**Short exercise:** In the listing below, count the lines with "peculiar" and report only the figure.

**Records for the task:**
——————————

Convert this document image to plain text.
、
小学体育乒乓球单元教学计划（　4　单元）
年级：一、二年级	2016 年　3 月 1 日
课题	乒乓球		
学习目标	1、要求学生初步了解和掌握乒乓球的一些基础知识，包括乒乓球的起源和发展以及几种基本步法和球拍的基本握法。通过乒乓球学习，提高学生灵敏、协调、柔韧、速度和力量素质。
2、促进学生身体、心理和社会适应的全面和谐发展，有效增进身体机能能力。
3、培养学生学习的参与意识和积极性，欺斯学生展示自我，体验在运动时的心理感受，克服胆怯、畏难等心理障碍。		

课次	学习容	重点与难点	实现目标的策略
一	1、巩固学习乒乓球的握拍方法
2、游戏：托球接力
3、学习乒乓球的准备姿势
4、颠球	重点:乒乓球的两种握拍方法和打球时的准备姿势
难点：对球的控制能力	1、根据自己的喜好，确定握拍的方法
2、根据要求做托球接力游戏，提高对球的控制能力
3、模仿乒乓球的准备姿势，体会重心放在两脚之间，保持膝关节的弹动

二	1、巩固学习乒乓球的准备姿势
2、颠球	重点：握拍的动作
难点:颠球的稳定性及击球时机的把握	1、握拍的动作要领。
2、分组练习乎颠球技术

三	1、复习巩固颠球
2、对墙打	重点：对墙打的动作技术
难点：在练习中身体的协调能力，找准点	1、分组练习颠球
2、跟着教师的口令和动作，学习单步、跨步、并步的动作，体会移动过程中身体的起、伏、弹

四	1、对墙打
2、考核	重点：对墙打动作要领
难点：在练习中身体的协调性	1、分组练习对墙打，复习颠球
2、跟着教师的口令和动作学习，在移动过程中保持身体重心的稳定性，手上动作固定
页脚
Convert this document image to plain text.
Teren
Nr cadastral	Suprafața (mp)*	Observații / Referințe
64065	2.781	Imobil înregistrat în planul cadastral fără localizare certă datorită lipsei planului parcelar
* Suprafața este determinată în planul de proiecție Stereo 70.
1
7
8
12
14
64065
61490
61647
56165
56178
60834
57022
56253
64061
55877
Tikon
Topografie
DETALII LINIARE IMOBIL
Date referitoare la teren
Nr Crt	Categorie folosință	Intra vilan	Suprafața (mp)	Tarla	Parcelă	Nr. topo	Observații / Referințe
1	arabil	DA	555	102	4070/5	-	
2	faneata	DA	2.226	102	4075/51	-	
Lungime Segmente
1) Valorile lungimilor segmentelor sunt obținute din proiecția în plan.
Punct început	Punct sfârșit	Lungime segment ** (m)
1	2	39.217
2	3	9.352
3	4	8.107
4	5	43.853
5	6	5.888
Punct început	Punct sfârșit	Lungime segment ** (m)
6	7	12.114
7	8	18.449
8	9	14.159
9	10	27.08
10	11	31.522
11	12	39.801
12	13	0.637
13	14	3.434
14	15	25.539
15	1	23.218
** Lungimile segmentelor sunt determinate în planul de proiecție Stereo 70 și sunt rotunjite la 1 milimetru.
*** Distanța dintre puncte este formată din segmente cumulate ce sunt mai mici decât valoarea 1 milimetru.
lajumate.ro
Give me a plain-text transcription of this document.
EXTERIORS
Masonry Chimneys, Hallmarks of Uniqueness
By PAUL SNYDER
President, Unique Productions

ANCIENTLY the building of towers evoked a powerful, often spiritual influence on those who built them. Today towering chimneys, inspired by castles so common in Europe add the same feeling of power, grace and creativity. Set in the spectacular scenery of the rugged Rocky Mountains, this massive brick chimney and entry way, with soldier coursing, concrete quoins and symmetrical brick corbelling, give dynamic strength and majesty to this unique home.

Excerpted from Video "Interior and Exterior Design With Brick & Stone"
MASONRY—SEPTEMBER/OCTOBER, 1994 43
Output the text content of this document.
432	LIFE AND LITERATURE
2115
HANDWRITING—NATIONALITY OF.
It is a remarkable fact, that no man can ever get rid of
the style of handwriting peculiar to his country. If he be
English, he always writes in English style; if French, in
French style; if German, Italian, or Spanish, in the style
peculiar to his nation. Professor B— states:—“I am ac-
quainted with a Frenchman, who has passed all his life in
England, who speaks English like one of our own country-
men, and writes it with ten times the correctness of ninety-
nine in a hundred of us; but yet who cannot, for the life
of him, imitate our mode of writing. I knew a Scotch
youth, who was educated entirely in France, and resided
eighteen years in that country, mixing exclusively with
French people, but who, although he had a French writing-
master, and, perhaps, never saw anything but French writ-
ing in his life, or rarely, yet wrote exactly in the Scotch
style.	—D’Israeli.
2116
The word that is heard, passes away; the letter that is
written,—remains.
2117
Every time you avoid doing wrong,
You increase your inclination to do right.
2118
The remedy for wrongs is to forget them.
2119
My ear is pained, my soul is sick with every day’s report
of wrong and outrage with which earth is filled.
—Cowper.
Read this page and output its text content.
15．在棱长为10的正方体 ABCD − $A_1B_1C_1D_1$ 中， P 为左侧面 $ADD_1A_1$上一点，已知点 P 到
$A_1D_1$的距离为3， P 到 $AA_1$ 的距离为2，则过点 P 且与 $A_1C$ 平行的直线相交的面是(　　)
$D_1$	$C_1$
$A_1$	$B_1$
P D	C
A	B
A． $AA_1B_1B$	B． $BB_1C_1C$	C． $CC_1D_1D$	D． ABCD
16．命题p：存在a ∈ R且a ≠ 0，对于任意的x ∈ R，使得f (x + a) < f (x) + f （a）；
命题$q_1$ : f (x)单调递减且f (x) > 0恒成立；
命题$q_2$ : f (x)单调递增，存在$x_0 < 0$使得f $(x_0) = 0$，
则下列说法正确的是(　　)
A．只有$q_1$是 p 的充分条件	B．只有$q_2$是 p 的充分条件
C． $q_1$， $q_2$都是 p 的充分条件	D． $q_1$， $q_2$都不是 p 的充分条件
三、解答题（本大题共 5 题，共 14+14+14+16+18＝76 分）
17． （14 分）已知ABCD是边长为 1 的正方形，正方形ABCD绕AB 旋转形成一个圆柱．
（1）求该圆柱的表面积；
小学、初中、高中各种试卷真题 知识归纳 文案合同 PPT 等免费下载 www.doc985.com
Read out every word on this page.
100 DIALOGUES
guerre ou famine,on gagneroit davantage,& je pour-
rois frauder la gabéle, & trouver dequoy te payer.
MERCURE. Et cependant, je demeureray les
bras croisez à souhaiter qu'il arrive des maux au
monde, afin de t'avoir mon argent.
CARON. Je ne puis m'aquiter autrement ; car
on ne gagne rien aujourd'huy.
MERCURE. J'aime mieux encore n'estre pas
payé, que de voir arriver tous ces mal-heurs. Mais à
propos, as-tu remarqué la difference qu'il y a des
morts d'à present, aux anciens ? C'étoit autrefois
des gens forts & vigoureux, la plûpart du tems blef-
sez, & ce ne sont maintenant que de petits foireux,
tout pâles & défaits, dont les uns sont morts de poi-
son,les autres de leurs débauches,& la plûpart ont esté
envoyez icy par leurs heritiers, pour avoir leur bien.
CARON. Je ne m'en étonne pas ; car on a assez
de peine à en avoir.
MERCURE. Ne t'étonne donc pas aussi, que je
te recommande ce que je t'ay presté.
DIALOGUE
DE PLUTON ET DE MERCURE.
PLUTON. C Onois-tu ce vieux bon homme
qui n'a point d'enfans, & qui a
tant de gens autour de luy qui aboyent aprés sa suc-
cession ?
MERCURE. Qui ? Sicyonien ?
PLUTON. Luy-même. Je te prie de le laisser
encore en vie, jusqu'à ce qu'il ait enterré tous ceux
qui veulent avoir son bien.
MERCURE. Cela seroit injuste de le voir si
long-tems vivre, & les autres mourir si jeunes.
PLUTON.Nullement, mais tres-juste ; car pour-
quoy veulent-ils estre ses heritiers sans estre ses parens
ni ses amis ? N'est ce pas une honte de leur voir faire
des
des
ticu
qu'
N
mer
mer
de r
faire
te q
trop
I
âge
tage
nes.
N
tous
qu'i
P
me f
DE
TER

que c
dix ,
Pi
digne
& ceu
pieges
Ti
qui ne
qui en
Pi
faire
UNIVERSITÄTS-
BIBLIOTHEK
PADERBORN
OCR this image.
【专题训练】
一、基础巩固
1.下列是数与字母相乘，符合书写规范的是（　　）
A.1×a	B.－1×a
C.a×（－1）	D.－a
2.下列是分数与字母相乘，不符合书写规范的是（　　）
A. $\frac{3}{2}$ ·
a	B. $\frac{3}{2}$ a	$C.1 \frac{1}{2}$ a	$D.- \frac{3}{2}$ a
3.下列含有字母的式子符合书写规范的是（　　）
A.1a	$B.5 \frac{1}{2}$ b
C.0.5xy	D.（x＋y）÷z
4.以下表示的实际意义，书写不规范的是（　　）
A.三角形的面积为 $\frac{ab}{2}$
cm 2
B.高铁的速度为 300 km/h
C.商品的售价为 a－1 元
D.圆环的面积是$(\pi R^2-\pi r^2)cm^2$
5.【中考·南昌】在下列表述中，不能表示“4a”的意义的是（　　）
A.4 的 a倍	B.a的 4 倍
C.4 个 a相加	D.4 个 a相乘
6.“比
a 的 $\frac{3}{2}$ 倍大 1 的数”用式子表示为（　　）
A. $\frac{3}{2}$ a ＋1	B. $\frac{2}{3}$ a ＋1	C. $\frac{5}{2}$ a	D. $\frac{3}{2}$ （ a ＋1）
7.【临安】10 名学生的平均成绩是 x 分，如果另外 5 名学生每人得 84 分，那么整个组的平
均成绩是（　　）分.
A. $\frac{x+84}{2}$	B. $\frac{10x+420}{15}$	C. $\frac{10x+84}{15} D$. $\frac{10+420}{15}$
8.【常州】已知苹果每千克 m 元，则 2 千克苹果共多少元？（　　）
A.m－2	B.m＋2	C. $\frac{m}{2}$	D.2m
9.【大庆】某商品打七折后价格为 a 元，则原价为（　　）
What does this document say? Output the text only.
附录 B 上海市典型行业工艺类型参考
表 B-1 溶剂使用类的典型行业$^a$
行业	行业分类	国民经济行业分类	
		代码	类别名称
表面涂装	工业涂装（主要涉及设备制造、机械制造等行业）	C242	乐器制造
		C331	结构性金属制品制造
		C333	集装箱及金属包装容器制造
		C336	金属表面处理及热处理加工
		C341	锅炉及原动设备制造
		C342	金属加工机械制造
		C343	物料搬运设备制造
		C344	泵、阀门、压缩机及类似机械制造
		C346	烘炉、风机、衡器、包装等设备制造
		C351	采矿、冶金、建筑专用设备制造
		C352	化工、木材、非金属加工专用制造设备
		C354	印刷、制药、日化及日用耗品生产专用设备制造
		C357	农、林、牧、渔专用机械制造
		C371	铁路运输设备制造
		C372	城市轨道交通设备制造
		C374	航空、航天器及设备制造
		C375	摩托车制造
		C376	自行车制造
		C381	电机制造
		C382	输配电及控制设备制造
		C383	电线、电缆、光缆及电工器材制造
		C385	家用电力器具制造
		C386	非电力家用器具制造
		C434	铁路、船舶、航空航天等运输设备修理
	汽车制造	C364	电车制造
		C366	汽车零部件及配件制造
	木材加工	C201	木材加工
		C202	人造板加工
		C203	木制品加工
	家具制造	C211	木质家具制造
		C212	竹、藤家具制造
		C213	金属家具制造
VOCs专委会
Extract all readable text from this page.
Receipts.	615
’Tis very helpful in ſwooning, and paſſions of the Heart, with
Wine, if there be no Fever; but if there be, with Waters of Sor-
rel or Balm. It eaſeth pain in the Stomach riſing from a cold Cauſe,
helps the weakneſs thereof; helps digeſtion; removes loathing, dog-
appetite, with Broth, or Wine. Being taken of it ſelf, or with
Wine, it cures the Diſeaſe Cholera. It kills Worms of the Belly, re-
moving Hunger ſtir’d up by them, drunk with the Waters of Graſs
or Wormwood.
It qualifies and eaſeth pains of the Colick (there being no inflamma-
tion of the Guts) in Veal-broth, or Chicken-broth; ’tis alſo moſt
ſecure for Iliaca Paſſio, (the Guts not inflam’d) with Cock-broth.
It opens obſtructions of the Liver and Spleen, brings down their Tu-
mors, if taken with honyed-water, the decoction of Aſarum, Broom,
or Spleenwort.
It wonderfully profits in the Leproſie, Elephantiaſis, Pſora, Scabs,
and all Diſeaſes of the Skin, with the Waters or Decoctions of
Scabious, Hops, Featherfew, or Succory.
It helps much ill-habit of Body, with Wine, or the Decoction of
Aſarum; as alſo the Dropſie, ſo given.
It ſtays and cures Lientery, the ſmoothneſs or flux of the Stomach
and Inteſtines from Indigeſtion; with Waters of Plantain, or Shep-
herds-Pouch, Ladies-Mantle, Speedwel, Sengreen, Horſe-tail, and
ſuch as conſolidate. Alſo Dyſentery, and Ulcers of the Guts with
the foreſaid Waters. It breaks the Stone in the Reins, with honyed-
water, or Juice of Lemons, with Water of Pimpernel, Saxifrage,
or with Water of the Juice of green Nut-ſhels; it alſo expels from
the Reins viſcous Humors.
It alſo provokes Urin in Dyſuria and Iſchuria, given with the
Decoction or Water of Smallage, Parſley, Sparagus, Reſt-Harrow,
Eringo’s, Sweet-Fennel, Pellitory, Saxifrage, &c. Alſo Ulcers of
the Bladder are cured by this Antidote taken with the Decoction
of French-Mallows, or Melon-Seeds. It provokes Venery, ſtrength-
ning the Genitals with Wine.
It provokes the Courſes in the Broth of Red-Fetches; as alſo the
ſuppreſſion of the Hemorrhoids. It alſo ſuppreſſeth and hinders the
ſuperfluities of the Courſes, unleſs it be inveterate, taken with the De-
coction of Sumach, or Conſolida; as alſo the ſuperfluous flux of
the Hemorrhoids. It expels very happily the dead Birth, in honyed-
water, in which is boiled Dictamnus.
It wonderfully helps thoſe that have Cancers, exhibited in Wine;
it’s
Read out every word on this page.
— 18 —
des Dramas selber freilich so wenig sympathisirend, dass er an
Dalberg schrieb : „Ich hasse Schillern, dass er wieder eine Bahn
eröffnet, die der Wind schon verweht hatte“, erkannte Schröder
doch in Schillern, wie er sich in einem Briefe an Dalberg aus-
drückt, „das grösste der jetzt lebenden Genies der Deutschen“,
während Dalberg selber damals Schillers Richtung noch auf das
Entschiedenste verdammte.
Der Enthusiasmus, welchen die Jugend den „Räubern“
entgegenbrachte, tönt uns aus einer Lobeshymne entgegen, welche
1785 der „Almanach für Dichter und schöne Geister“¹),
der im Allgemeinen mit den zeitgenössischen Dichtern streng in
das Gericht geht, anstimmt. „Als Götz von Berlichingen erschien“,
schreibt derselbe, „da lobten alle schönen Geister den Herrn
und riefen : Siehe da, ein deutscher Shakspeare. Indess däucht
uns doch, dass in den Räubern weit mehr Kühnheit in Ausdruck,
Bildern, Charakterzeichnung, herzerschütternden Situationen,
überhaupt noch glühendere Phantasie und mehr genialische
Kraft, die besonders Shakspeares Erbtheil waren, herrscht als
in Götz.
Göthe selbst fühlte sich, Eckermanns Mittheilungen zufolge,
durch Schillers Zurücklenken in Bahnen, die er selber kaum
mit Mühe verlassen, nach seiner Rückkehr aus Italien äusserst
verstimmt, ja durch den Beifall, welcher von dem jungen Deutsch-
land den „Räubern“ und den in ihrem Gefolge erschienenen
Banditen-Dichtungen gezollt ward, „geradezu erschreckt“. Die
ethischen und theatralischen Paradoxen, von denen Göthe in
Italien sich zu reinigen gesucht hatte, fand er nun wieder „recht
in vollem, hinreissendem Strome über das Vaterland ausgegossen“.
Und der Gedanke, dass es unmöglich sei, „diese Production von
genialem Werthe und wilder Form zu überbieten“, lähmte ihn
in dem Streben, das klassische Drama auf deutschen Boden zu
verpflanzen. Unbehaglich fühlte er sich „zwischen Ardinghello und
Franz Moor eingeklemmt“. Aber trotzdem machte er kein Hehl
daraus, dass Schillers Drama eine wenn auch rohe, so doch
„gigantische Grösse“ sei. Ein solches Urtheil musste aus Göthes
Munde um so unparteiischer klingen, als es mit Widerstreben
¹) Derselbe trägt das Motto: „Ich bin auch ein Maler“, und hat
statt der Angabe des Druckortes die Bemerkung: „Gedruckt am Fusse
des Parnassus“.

——————————

**Answer to this problem:** 2